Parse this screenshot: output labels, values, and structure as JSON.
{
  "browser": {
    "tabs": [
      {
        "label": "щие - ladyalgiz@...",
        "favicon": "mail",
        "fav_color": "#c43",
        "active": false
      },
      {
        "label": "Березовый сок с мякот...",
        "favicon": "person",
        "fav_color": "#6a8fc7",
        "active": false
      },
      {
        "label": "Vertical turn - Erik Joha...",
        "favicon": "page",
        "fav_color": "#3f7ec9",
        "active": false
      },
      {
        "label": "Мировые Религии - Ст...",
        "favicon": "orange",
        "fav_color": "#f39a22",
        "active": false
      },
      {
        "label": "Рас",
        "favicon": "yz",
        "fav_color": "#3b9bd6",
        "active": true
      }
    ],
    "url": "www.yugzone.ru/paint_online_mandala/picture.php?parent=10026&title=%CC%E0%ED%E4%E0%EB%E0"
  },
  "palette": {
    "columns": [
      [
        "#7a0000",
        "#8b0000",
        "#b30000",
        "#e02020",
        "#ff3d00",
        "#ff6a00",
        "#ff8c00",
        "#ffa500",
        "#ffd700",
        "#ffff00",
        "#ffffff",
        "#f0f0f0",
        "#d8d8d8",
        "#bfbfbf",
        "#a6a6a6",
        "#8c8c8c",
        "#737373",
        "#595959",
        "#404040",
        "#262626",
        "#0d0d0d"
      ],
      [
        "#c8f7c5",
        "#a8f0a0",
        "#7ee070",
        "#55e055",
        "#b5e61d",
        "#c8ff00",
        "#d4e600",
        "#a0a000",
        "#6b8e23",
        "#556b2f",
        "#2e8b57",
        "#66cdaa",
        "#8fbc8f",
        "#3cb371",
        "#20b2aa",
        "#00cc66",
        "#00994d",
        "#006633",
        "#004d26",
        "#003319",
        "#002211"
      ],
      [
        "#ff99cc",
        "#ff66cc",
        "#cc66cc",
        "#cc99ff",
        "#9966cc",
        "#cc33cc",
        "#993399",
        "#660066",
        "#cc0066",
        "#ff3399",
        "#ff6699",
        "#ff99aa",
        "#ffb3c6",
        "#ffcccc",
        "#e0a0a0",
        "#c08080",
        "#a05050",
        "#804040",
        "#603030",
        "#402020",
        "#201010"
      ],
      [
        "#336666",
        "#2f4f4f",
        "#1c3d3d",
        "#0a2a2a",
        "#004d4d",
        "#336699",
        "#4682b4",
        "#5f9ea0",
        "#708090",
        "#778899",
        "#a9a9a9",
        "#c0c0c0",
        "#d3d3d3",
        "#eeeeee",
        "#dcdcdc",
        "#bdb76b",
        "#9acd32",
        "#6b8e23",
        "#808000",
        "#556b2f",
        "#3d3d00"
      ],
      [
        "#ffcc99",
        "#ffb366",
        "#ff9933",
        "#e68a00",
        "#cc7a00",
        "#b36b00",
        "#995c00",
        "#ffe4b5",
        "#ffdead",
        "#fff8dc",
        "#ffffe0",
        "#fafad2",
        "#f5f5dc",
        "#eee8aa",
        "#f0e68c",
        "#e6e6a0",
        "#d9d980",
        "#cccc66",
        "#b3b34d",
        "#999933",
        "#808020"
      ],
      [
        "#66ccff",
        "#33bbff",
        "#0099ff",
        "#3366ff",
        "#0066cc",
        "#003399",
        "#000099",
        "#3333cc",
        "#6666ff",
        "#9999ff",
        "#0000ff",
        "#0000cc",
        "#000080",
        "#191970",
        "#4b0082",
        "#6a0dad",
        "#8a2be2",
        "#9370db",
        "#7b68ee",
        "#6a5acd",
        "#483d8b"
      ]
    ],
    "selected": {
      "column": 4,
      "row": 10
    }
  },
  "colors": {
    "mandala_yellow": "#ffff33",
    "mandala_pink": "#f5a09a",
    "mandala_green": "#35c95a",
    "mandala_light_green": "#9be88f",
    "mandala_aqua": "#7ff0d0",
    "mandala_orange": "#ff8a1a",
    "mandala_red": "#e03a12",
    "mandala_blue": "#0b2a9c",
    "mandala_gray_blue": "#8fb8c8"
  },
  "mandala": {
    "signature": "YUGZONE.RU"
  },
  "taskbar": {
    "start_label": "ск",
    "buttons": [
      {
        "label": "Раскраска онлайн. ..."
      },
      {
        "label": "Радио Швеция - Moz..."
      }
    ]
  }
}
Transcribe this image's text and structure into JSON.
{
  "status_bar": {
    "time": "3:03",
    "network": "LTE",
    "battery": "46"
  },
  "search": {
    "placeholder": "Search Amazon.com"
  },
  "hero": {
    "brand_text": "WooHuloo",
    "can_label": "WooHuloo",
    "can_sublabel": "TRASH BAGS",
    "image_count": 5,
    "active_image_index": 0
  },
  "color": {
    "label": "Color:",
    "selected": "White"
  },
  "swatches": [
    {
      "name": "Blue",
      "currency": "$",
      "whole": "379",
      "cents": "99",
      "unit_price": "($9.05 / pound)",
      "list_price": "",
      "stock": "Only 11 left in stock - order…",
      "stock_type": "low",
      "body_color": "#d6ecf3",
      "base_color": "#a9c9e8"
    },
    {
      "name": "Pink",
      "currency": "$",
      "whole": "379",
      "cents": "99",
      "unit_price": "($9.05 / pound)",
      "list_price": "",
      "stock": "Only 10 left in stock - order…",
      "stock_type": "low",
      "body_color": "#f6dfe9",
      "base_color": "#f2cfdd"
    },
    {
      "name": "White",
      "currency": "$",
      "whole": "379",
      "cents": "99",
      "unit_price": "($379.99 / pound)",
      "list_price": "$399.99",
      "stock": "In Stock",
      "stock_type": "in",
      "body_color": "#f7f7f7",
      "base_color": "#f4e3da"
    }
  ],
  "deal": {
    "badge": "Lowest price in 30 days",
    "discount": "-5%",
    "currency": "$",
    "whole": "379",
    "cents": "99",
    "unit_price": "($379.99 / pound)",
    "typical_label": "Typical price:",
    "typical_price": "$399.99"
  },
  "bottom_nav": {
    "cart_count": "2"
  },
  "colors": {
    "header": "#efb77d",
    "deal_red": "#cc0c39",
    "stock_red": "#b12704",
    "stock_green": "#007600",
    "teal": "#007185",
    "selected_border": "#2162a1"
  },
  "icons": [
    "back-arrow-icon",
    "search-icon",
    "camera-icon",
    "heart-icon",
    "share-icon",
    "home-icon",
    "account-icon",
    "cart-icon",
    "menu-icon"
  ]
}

------------------------------------------------------------

__Description of the task__. Go through the entries above and copy every line containing "Only".

__Final answer__.
      "stock": "Only 11 left in stock - order…",
      "stock": "Only 10 left in stock - order…",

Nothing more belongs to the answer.